-------- STORED DATA
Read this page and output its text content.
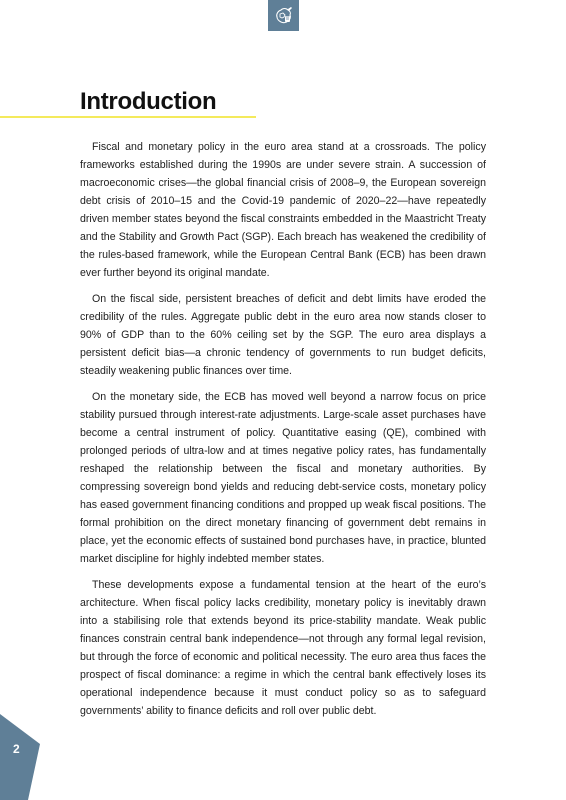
Introduction

Fiscal and monetary policy in the euro area stand at a crossroads. The policy frameworks established during the 1990s are under severe strain. A succession of macroeconomic crises—the global financial crisis of 2008–9, the European sovereign debt crisis of 2010–15 and the Covid-19 pandemic of 2020–22—have repeatedly driven member states beyond the fiscal constraints embedded in the Maastricht Treaty and the Stability and Growth Pact (SGP). Each breach has weakened the credibility of the rules-based framework, while the European Central Bank (ECB) has been drawn ever further beyond its original mandate.

On the fiscal side, persistent breaches of deficit and debt limits have eroded the credibility of the rules. Aggregate public debt in the euro area now stands closer to 90% of GDP than to the 60% ceiling set by the SGP. The euro area displays a persistent deficit bias—a chronic tendency of governments to run budget deficits, steadily weakening public finances over time.

On the monetary side, the ECB has moved well beyond a narrow focus on price stability pursued through interest-rate adjustments. Large-scale asset purchases have become a central instrument of policy. Quantitative easing (QE), combined with prolonged periods of ultra-low and at times negative policy rates, has fundamentally reshaped the relationship between the fiscal and monetary authorities. By compressing sovereign bond yields and reducing debt-service costs, monetary policy has eased government financing conditions and propped up weak fiscal positions. The formal prohibition on the direct monetary financing of government debt remains in place, yet the economic effects of sustained bond purchases have, in practice, blunted market discipline for highly indebted member states.

These developments expose a fundamental tension at the heart of the euro’s architecture. When fiscal policy lacks credibility, monetary policy is inevitably drawn into a stabilising role that extends beyond its price-stability mandate. Weak public finances constrain central bank independence—not through any formal legal revision, but through the force of economic and political necessity. The euro area thus faces the prospect of fiscal dominance: a regime in which the central bank effectively loses its operational independence because it must conduct policy so as to safeguard governments’ ability to finance deficits and roll over public debt.

2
----------------
GIVEN INSTRUCTION -
Every entry above should be duplicated exactly. Do not include the images.

FINISHED EXERCISE -
Read this page and output its text content.
Introduction

Fiscal and monetary policy in the euro area stand at a crossroads. The policy frameworks established during the 1990s are under severe strain. A succession of macroeconomic crises—the global financial crisis of 2008–9, the European sovereign debt crisis of 2010–15 and the Covid-19 pandemic of 2020–22—have repeatedly driven member states beyond the fiscal constraints embedded in the Maastricht Treaty and the Stability and Growth Pact (SGP). Each breach has weakened the credibility of the rules-based framework, while the European Central Bank (ECB) has been drawn ever further beyond its original mandate.

On the fiscal side, persistent breaches of deficit and debt limits have eroded the credibility of the rules. Aggregate public debt in the euro area now stands closer to 90% of GDP than to the 60% ceiling set by the SGP. The euro area displays a persistent deficit bias—a chronic tendency of governments to run budget deficits, steadily weakening public finances over time.

On the monetary side, the ECB has moved well beyond a narrow focus on price stability pursued through interest-rate adjustments. Large-scale asset purchases have become a central instrument of policy. Quantitative easing (QE), combined with prolonged periods of ultra-low and at times negative policy rates, has fundamentally reshaped the relationship between the fiscal and monetary authorities. By compressing sovereign bond yields and reducing debt-service costs, monetary policy has eased government financing conditions and propped up weak fiscal positions. The formal prohibition on the direct monetary financing of government debt remains in place, yet the economic effects of sustained bond purchases have, in practice, blunted market discipline for highly indebted member states.

These developments expose a fundamental tension at the heart of the euro’s architecture. When fiscal policy lacks credibility, monetary policy is inevitably drawn into a stabilising role that extends beyond its price-stability mandate. Weak public finances constrain central bank independence—not through any formal legal revision, but through the force of economic and political necessity. The euro area thus faces the prospect of fiscal dominance: a regime in which the central bank effectively loses its operational independence because it must conduct policy so as to safeguard governments’ ability to finance deficits and roll over public debt.

2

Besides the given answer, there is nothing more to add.